• **EXERCISE AIM**
In the records below, find each line with the word "description" and copy it.
##############################
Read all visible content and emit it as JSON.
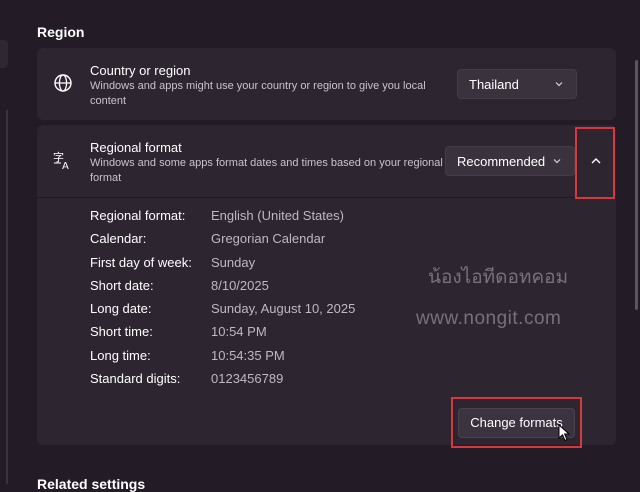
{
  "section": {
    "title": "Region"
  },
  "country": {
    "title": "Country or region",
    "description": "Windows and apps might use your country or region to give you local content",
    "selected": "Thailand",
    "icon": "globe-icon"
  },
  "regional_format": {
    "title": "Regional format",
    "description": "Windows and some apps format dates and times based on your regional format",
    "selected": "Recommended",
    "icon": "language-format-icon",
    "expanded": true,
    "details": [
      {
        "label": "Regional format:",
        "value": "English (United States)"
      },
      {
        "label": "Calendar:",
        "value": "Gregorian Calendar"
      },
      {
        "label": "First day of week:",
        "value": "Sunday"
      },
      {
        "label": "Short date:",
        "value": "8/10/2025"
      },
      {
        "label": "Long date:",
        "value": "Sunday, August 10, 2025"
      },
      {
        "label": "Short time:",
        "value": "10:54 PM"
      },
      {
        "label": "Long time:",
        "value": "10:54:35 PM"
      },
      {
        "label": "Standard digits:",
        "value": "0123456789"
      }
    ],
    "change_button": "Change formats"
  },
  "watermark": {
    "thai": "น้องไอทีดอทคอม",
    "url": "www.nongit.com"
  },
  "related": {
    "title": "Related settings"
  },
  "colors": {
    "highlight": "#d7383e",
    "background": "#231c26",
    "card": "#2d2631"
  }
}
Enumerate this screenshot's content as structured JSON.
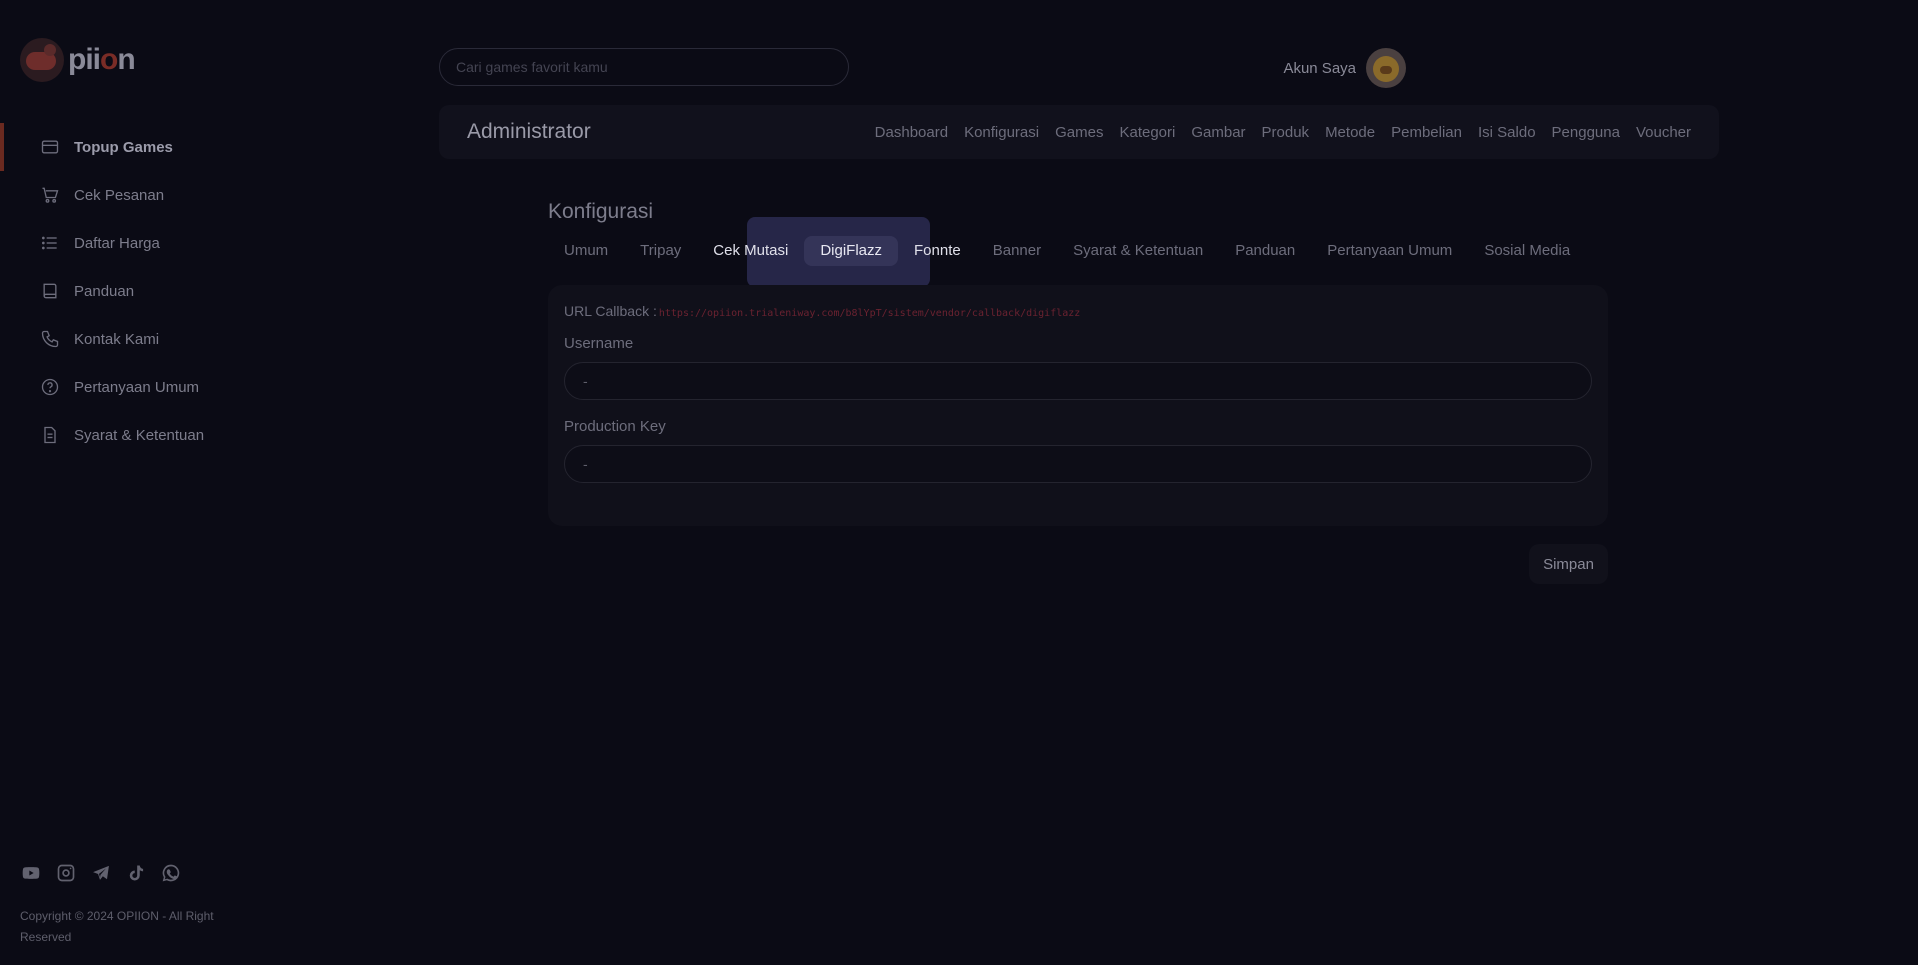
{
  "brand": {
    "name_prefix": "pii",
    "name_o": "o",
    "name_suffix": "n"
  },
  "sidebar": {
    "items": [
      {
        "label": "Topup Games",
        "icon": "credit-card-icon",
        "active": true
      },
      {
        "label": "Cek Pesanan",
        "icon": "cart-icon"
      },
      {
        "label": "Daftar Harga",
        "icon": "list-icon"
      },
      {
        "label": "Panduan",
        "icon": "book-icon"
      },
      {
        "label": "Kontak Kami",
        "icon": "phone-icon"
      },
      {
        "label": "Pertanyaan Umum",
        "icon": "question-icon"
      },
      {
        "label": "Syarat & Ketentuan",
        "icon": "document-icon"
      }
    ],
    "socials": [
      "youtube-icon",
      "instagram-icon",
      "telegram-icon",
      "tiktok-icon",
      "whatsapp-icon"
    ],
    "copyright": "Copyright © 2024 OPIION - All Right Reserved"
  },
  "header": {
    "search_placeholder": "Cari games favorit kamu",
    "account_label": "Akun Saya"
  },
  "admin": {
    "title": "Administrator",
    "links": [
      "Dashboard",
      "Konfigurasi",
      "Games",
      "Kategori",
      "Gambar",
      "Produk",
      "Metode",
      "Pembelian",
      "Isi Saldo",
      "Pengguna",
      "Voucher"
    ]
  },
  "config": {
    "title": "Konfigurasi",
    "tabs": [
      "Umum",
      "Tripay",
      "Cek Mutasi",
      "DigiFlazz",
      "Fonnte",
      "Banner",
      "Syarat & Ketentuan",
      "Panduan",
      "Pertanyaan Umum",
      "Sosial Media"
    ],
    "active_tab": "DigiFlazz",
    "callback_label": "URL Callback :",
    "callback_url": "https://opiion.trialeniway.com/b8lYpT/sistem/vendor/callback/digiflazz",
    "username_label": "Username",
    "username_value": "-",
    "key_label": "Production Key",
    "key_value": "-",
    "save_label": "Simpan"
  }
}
##############################
• **ANSWER FOR THE TASK**
    "description": "Windows and apps might use your country or region to give you local content",
    "description": "Windows and some apps format dates and times based on your regional format",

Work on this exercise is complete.